Supplied records:
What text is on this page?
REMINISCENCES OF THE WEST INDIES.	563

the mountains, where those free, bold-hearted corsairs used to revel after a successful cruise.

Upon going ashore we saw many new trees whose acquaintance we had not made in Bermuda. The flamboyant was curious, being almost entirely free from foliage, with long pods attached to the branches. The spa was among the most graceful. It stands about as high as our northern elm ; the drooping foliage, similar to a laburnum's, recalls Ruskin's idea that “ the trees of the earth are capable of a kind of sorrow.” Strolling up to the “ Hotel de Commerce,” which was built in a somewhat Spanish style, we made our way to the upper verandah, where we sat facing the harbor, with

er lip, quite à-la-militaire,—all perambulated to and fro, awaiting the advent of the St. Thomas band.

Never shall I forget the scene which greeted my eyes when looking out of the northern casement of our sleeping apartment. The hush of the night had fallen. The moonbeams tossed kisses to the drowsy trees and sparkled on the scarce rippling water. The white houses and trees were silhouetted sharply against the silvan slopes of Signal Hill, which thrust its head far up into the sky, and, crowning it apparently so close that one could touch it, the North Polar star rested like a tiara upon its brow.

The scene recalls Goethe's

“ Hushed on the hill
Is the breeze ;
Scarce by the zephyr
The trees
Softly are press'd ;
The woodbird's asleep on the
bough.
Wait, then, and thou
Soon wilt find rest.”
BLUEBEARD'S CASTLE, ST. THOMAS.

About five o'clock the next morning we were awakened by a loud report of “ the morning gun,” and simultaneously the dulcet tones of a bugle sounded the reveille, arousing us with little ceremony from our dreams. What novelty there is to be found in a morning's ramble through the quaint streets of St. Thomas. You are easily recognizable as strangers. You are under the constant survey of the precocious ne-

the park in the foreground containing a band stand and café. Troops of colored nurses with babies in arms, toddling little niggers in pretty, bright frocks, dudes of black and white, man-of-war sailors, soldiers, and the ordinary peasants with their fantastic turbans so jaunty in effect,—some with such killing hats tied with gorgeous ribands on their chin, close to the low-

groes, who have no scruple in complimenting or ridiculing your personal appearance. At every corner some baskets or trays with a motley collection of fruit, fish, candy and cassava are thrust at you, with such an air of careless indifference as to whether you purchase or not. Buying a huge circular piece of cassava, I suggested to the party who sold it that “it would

--

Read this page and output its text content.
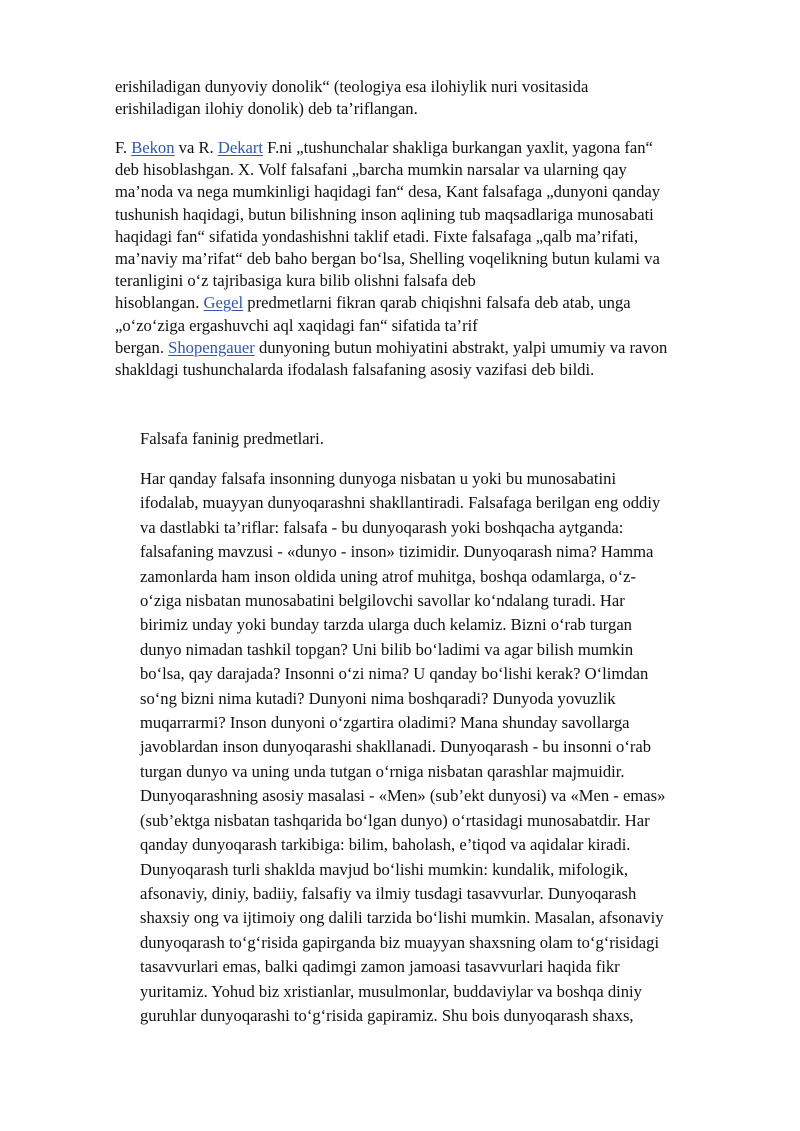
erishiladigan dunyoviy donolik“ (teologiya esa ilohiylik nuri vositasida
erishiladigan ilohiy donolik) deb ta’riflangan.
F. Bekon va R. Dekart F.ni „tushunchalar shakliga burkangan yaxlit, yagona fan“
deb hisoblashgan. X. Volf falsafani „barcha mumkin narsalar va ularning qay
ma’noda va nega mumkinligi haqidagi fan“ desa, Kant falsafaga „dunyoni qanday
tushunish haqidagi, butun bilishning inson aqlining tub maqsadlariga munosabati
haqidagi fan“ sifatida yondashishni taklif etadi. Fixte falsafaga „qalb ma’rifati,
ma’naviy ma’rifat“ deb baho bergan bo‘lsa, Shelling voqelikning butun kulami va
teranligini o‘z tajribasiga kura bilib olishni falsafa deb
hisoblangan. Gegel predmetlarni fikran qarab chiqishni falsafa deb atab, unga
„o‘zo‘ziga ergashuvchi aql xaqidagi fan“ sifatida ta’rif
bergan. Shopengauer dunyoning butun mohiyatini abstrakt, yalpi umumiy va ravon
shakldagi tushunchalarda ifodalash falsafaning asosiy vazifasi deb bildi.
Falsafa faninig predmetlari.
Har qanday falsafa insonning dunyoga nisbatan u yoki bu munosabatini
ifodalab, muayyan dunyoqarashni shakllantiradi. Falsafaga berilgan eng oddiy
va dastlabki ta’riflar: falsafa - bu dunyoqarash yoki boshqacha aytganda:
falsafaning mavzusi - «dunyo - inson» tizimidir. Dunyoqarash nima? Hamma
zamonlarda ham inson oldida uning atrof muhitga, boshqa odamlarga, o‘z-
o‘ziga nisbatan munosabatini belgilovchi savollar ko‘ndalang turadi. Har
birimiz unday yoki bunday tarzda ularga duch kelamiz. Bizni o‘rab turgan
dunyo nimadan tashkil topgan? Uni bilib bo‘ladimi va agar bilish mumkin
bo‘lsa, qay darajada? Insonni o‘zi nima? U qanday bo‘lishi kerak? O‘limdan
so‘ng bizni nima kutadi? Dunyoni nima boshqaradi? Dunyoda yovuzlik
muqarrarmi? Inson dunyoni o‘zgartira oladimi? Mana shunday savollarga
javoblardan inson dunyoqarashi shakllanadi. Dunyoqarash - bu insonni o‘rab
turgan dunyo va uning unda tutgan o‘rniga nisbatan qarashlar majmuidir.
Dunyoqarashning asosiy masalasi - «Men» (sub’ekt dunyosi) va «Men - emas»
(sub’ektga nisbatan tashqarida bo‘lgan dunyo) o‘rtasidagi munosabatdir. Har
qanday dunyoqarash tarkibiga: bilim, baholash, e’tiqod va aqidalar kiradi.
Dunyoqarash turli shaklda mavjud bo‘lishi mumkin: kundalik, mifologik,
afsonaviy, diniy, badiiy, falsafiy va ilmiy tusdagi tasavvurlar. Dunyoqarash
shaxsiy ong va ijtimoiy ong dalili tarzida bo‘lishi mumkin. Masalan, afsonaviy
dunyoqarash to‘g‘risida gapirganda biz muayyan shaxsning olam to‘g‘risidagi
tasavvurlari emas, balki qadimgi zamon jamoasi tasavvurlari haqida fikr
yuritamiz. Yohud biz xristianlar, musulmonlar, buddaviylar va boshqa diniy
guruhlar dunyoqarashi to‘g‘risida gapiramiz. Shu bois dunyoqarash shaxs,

Stated exercise: Go through the records above and copy every line with the word "qanday".

Result:
ma’noda va nega mumkinligi haqidagi fan“ desa, Kant falsafaga „dunyoni qanday
Har qanday falsafa insonning dunyoga nisbatan u yoki bu munosabatini
bo‘lsa, qay darajada? Insonni o‘zi nima? U qanday bo‘lishi kerak? O‘limdan
qanday dunyoqarash tarkibiga: bilim, baholash, e’tiqod va aqidalar kiradi.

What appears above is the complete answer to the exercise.